━━━ ITEMS ━━━
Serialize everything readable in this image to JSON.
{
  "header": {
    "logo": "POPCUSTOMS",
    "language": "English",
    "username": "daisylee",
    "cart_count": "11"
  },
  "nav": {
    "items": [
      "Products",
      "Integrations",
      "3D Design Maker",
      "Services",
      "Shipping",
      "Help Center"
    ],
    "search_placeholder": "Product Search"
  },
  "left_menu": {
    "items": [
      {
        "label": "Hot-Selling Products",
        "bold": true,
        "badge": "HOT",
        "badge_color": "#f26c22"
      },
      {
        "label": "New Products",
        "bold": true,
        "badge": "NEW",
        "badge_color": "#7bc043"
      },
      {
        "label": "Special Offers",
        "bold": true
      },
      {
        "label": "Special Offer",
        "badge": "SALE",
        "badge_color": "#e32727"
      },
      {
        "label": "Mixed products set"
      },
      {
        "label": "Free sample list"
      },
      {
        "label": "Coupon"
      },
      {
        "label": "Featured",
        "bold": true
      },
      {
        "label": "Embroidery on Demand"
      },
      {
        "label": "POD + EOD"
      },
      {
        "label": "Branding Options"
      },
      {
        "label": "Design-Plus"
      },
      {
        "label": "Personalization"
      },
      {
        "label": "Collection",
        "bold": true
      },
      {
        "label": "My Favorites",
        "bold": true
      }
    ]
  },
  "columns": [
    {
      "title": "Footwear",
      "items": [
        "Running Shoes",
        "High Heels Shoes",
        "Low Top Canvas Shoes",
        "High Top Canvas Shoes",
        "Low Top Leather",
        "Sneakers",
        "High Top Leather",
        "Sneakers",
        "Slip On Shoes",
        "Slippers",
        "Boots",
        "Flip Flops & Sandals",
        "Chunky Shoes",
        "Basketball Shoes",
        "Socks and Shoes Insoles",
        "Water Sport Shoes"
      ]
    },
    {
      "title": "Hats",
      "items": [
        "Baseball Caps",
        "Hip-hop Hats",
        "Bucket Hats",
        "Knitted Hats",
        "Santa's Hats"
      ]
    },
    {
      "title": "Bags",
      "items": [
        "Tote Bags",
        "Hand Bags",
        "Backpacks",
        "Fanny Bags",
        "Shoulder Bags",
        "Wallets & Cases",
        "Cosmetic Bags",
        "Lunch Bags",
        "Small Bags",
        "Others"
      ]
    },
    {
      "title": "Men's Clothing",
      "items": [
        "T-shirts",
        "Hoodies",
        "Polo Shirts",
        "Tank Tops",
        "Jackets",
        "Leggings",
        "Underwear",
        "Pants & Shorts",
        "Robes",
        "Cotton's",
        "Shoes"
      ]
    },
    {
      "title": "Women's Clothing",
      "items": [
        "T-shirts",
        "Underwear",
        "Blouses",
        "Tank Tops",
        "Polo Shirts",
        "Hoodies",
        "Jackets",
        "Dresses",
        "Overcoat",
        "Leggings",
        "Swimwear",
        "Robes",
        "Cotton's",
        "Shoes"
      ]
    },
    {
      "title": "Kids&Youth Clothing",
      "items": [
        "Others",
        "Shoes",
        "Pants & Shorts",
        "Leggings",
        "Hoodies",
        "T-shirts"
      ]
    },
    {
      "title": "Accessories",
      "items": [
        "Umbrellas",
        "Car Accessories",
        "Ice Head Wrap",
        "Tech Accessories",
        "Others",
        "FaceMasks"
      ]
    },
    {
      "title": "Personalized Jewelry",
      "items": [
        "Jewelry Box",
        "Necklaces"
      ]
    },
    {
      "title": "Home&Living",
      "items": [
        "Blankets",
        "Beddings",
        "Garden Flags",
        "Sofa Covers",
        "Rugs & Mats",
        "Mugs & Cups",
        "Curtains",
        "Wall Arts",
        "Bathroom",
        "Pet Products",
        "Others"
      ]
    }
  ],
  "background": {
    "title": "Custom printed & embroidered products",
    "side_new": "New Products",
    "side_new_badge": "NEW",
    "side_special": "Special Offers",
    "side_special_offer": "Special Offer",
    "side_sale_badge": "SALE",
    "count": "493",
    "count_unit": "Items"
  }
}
━━━
- [WHAT YOU ARE ASKED TO DO] Find the lines containing "Offers" and list every one of them.

- [EXERCISE OUTPUT]
        "label": "Special Offers",
    "side_special": "Special Offers",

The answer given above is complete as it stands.